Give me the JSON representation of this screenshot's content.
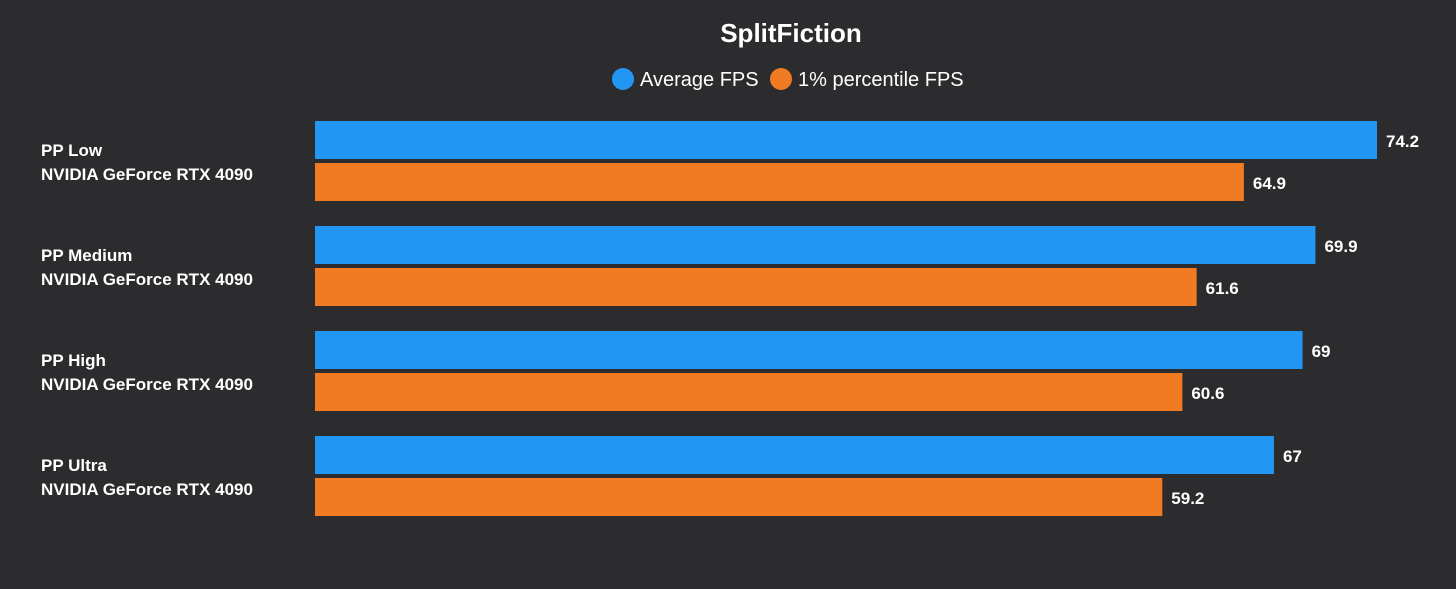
{
  "chart_data": {
    "type": "bar",
    "orientation": "horizontal",
    "title": "SplitFiction",
    "categories": [
      {
        "line1": "PP Low",
        "line2": "NVIDIA GeForce RTX 4090"
      },
      {
        "line1": "PP Medium",
        "line2": "NVIDIA GeForce RTX 4090"
      },
      {
        "line1": "PP High",
        "line2": "NVIDIA GeForce RTX 4090"
      },
      {
        "line1": "PP Ultra",
        "line2": "NVIDIA GeForce RTX 4090"
      }
    ],
    "series": [
      {
        "name": "Average FPS",
        "color": "#2196f3",
        "values": [
          74.2,
          69.9,
          69,
          67
        ]
      },
      {
        "name": "1% percentile FPS",
        "color": "#f07b22",
        "values": [
          64.9,
          61.6,
          60.6,
          59.2
        ]
      }
    ],
    "xlim": [
      0,
      74.2
    ],
    "legend_position": "top-center",
    "grid": false,
    "data_labels": true
  }
}
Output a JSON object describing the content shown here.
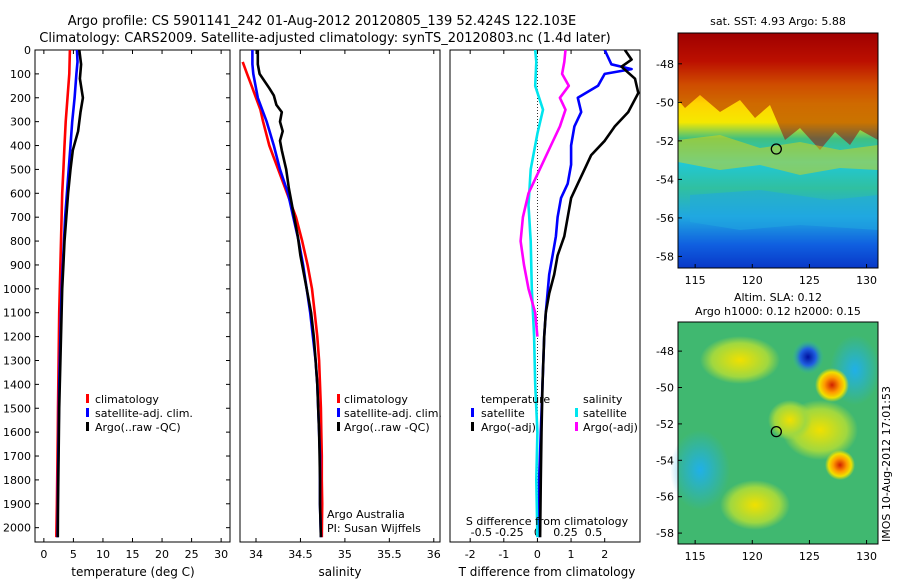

To be done: Make an exact copy of the whole listing, but don't bring over any pictures.

Solution for this exercise:
Give me the JSON representation of this screenshot's content.
{
  "chart_data": {
    "type": "bar",
    "orientation": "horizontal",
    "title": "SplitFiction",
    "categories": [
      {
        "line1": "PP Low",
        "line2": "NVIDIA GeForce RTX 4090"
      },
      {
        "line1": "PP Medium",
        "line2": "NVIDIA GeForce RTX 4090"
      },
      {
        "line1": "PP High",
        "line2": "NVIDIA GeForce RTX 4090"
      },
      {
        "line1": "PP Ultra",
        "line2": "NVIDIA GeForce RTX 4090"
      }
    ],
    "series": [
      {
        "name": "Average FPS",
        "color": "#2196f3",
        "values": [
          74.2,
          69.9,
          69,
          67
        ]
      },
      {
        "name": "1% percentile FPS",
        "color": "#f07b22",
        "values": [
          64.9,
          61.6,
          60.6,
          59.2
        ]
      }
    ],
    "xlim": [
      0,
      74.2
    ],
    "legend_position": "top-center",
    "grid": false,
    "data_labels": true
  }
}
Output a JSON object describing the content shown here.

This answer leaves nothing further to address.